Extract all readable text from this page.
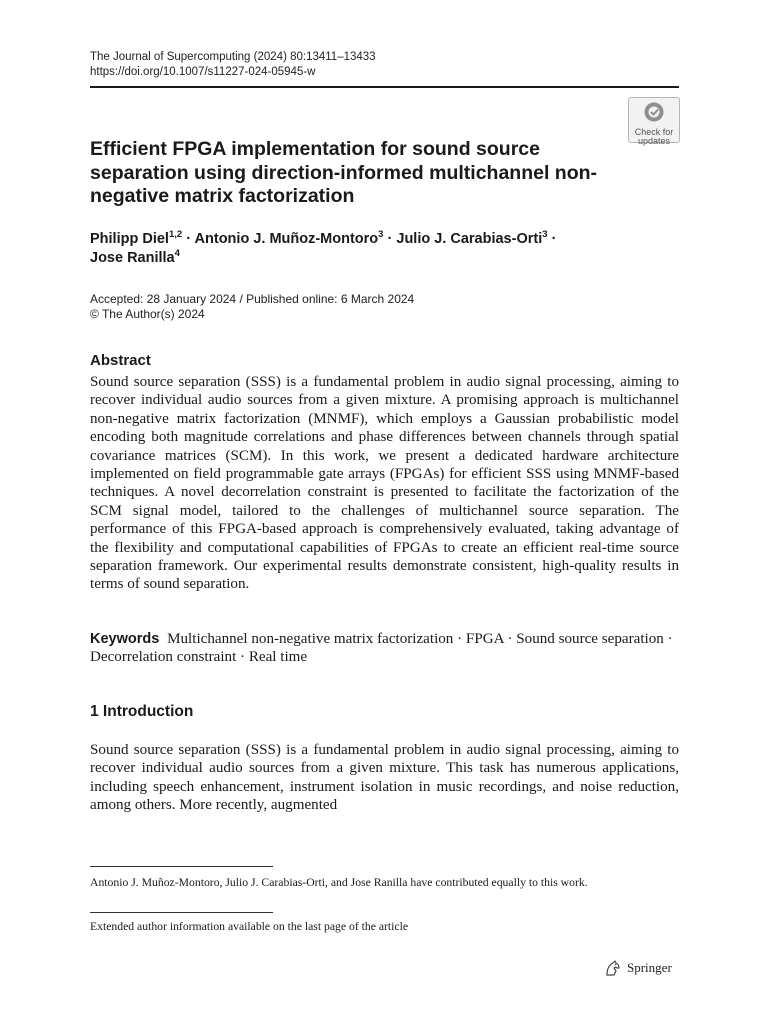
The Journal of Supercomputing (2024) 80:13411–13433
https://doi.org/10.1007/s11227-024-05945-w
Check for
updates
Efficient FPGA implementation for sound source separation using direction-informed multichannel non-negative matrix factorization
Philipp Diel$^{1,2}$ · Antonio J. Muñoz-Montoro$^3$ · Julio J. Carabias-Orti$^3$ ·
Jose Ranilla$^4$
Accepted: 28 January 2024 / Published online: 6 March 2024
© The Author(s) 2024
Abstract
Sound source separation (SSS) is a fundamental problem in audio signal processing, aiming to recover individual audio sources from a given mixture. A promising approach is multichannel non-negative matrix factorization (MNMF), which employs a Gaussian probabilistic model encoding both magnitude correlations and phase differences between channels through spatial covariance matrices (SCM). In this work, we present a dedicated hardware architecture implemented on field programmable gate arrays (FPGAs) for efficient SSS using MNMF-based techniques. A novel decorrelation constraint is presented to facilitate the factorization of the SCM signal model, tailored to the challenges of multichannel source separation. The performance of this FPGA-based approach is comprehensively evaluated, taking advantage of the flexibility and computational capabilities of FPGAs to create an efficient real-time source separation framework. Our experimental results demonstrate consistent, high-quality results in terms of sound separation.
Keywords Multichannel non-negative matrix factorization · FPGA · Sound source separation · Decorrelation constraint · Real time
1 Introduction
Sound source separation (SSS) is a fundamental problem in audio signal processing, aiming to recover individual audio sources from a given mixture. This task has numerous applications, including speech enhancement, instrument isolation in music recordings, and noise reduction, among others. More recently, augmented
Antonio J. Muñoz-Montoro, Julio J. Carabias-Orti, and Jose Ranilla have contributed equally to this work.
Extended author information available on the last page of the article
Springer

==*==

● **Task statement**: Each line of the data should be quoted exactly, with pictures left out.

● **Task output**:
Extract all readable text from this page.
The Journal of Supercomputing (2024) 80:13411–13433
https://doi.org/10.1007/s11227-024-05945-w
Check for
updates
Efficient FPGA implementation for sound source separation using direction-informed multichannel non-negative matrix factorization
Philipp Diel$^{1,2}$ · Antonio J. Muñoz-Montoro$^3$ · Julio J. Carabias-Orti$^3$ ·
Jose Ranilla$^4$
Accepted: 28 January 2024 / Published online: 6 March 2024
© The Author(s) 2024
Abstract
Sound source separation (SSS) is a fundamental problem in audio signal processing, aiming to recover individual audio sources from a given mixture. A promising approach is multichannel non-negative matrix factorization (MNMF), which employs a Gaussian probabilistic model encoding both magnitude correlations and phase differences between channels through spatial covariance matrices (SCM). In this work, we present a dedicated hardware architecture implemented on field programmable gate arrays (FPGAs) for efficient SSS using MNMF-based techniques. A novel decorrelation constraint is presented to facilitate the factorization of the SCM signal model, tailored to the challenges of multichannel source separation. The performance of this FPGA-based approach is comprehensively evaluated, taking advantage of the flexibility and computational capabilities of FPGAs to create an efficient real-time source separation framework. Our experimental results demonstrate consistent, high-quality results in terms of sound separation.
Keywords Multichannel non-negative matrix factorization · FPGA · Sound source separation · Decorrelation constraint · Real time
1 Introduction
Sound source separation (SSS) is a fundamental problem in audio signal processing, aiming to recover individual audio sources from a given mixture. This task has numerous applications, including speech enhancement, instrument isolation in music recordings, and noise reduction, among others. More recently, augmented
Antonio J. Muñoz-Montoro, Julio J. Carabias-Orti, and Jose Ranilla have contributed equally to this work.
Extended author information available on the last page of the article
Springer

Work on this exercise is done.